++++ GIVEN DATA
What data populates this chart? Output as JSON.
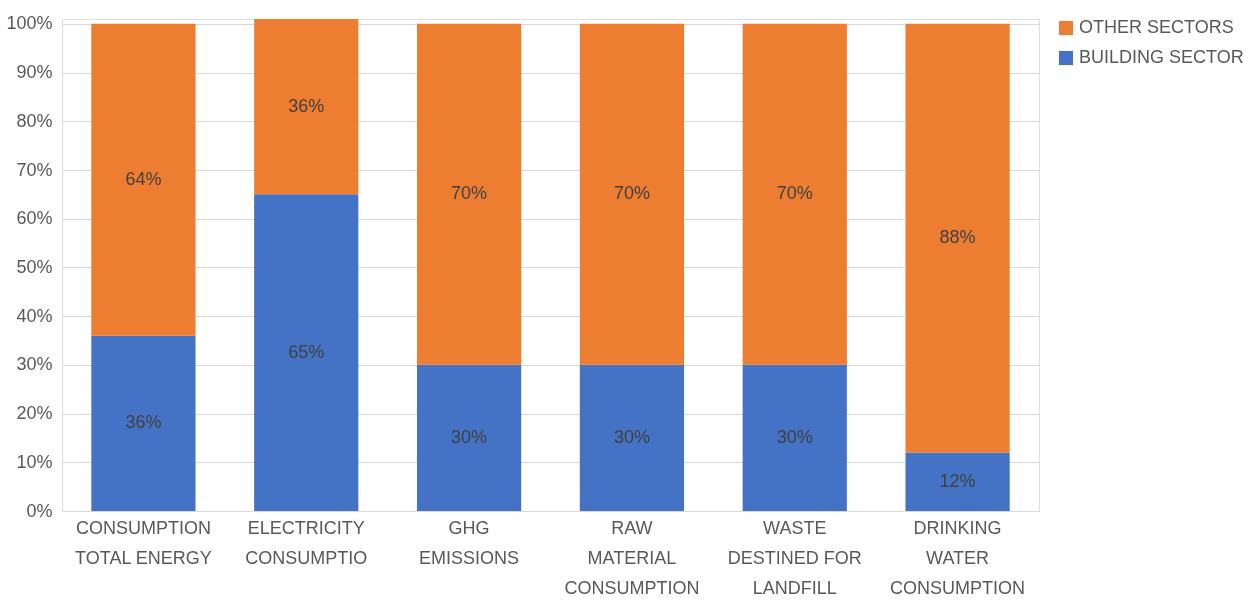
{
  "chart_data": {
    "type": "bar",
    "stacked": true,
    "categories": [
      "CONSUMPTION\nTOTAL ENERGY",
      "ELECTRICITY\nCONSUMPTIO",
      "GHG\nEMISSIONS",
      "RAW\nMATERIAL\nCONSUMPTION",
      "WASTE\nDESTINED FOR\nLANDFILL",
      "DRINKING\nWATER\nCONSUMPTION"
    ],
    "series": [
      {
        "name": "BUILDING SECTOR",
        "color": "#4472c4",
        "values": [
          36,
          65,
          30,
          30,
          30,
          12
        ],
        "value_labels": [
          "36%",
          "65%",
          "30%",
          "30%",
          "30%",
          "12%"
        ]
      },
      {
        "name": "OTHER SECTORS",
        "color": "#ed7d31",
        "values": [
          64,
          36,
          70,
          70,
          70,
          88
        ],
        "value_labels": [
          "64%",
          "36%",
          "70%",
          "70%",
          "70%",
          "88%"
        ]
      }
    ],
    "ylim": [
      0,
      101
    ],
    "yticks": [
      {
        "value": 0,
        "label": "0%"
      },
      {
        "value": 10,
        "label": "10%"
      },
      {
        "value": 20,
        "label": "20%"
      },
      {
        "value": 30,
        "label": "30%"
      },
      {
        "value": 40,
        "label": "40%"
      },
      {
        "value": 50,
        "label": "50%"
      },
      {
        "value": 60,
        "label": "60%"
      },
      {
        "value": 70,
        "label": "70%"
      },
      {
        "value": 80,
        "label": "80%"
      },
      {
        "value": 90,
        "label": "90%"
      },
      {
        "value": 100,
        "label": "100%"
      }
    ],
    "grid": "y",
    "legend": "right"
  }
}
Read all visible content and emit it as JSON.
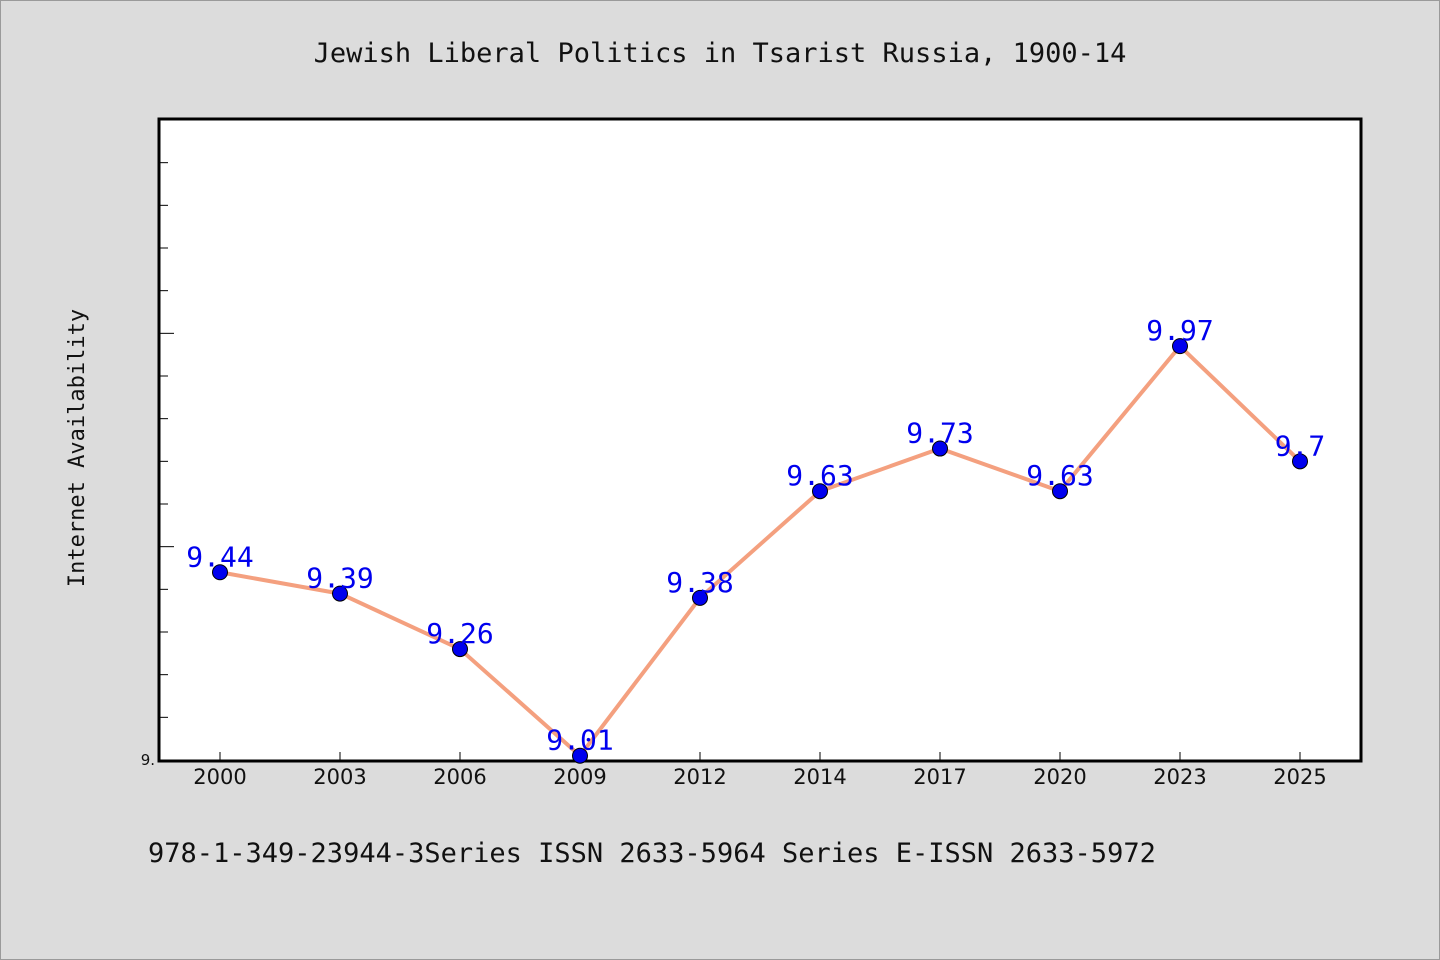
++++++++
- EXERCISE DIRECTIONS -
Copy the records above exactly, omitting every picture.

- RESULT -
What data populates this chart? Output as JSON.
{
  "chart_data": {
    "type": "bar",
    "stacked": true,
    "categories": [
      "CONSUMPTION\nTOTAL ENERGY",
      "ELECTRICITY\nCONSUMPTIO",
      "GHG\nEMISSIONS",
      "RAW\nMATERIAL\nCONSUMPTION",
      "WASTE\nDESTINED FOR\nLANDFILL",
      "DRINKING\nWATER\nCONSUMPTION"
    ],
    "series": [
      {
        "name": "BUILDING SECTOR",
        "color": "#4472c4",
        "values": [
          36,
          65,
          30,
          30,
          30,
          12
        ],
        "value_labels": [
          "36%",
          "65%",
          "30%",
          "30%",
          "30%",
          "12%"
        ]
      },
      {
        "name": "OTHER SECTORS",
        "color": "#ed7d31",
        "values": [
          64,
          36,
          70,
          70,
          70,
          88
        ],
        "value_labels": [
          "64%",
          "36%",
          "70%",
          "70%",
          "70%",
          "88%"
        ]
      }
    ],
    "ylim": [
      0,
      101
    ],
    "yticks": [
      {
        "value": 0,
        "label": "0%"
      },
      {
        "value": 10,
        "label": "10%"
      },
      {
        "value": 20,
        "label": "20%"
      },
      {
        "value": 30,
        "label": "30%"
      },
      {
        "value": 40,
        "label": "40%"
      },
      {
        "value": 50,
        "label": "50%"
      },
      {
        "value": 60,
        "label": "60%"
      },
      {
        "value": 70,
        "label": "70%"
      },
      {
        "value": 80,
        "label": "80%"
      },
      {
        "value": 90,
        "label": "90%"
      },
      {
        "value": 100,
        "label": "100%"
      }
    ],
    "grid": "y",
    "legend": "right"
  }
}
Read all visible content and emit it as JSON.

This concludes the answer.